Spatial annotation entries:

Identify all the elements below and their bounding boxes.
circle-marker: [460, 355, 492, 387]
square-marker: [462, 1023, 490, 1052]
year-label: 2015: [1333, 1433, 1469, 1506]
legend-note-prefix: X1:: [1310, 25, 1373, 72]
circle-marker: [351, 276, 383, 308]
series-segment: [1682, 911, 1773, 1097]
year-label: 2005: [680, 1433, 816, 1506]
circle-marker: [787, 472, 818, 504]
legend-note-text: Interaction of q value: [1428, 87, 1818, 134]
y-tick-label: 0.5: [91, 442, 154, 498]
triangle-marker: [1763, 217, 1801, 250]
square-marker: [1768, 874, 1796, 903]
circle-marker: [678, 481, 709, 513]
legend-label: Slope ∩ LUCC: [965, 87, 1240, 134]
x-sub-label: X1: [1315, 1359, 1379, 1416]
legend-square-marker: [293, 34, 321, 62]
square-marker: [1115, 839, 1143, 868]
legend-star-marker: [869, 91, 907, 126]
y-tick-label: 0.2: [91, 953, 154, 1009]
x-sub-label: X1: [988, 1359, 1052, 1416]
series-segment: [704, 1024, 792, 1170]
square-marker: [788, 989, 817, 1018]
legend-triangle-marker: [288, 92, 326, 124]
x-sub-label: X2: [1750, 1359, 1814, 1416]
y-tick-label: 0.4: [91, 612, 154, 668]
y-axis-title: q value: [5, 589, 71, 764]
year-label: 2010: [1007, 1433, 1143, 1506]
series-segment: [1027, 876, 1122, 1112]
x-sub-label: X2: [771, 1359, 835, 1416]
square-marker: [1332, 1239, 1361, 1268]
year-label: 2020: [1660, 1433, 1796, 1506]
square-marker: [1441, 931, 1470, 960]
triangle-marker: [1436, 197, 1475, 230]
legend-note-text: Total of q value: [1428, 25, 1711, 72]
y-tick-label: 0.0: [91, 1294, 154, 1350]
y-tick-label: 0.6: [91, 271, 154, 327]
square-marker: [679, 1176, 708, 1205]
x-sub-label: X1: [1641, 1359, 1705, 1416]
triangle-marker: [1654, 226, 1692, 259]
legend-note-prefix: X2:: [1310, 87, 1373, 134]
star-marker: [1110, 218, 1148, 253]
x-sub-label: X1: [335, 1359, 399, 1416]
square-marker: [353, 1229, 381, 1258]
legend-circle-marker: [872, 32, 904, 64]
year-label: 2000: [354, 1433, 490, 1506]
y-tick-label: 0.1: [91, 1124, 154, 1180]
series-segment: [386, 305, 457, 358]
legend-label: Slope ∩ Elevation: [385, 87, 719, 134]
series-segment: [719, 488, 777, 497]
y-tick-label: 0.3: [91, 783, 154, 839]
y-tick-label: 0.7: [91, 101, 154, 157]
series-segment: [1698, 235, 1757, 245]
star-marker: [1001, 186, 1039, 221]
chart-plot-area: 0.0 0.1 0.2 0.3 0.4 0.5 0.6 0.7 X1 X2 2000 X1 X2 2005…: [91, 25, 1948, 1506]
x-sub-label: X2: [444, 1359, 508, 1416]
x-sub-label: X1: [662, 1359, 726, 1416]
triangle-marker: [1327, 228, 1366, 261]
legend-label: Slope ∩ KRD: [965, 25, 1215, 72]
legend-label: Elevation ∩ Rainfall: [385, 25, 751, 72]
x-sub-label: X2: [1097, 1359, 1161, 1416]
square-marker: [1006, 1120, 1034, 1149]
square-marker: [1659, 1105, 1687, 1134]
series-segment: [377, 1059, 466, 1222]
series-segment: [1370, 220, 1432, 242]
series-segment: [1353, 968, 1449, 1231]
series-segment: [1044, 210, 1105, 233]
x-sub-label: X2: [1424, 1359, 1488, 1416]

Exercise brief
Reproduce the records from their first line through the line containing "square-marker: [1768, 874, 1796, 903]", replacing each "circle-marker" with "round-marker" and changing nothing else.

Final result
Identify all the elements below and their bounding boxes.
round-marker: [460, 355, 492, 387]
square-marker: [462, 1023, 490, 1052]
year-label: 2015: [1333, 1433, 1469, 1506]
legend-note-prefix: X1:: [1310, 25, 1373, 72]
round-marker: [351, 276, 383, 308]
series-segment: [1682, 911, 1773, 1097]
year-label: 2005: [680, 1433, 816, 1506]
round-marker: [787, 472, 818, 504]
legend-note-text: Interaction of q value: [1428, 87, 1818, 134]
y-tick-label: 0.5: [91, 442, 154, 498]
triangle-marker: [1763, 217, 1801, 250]
square-marker: [1768, 874, 1796, 903]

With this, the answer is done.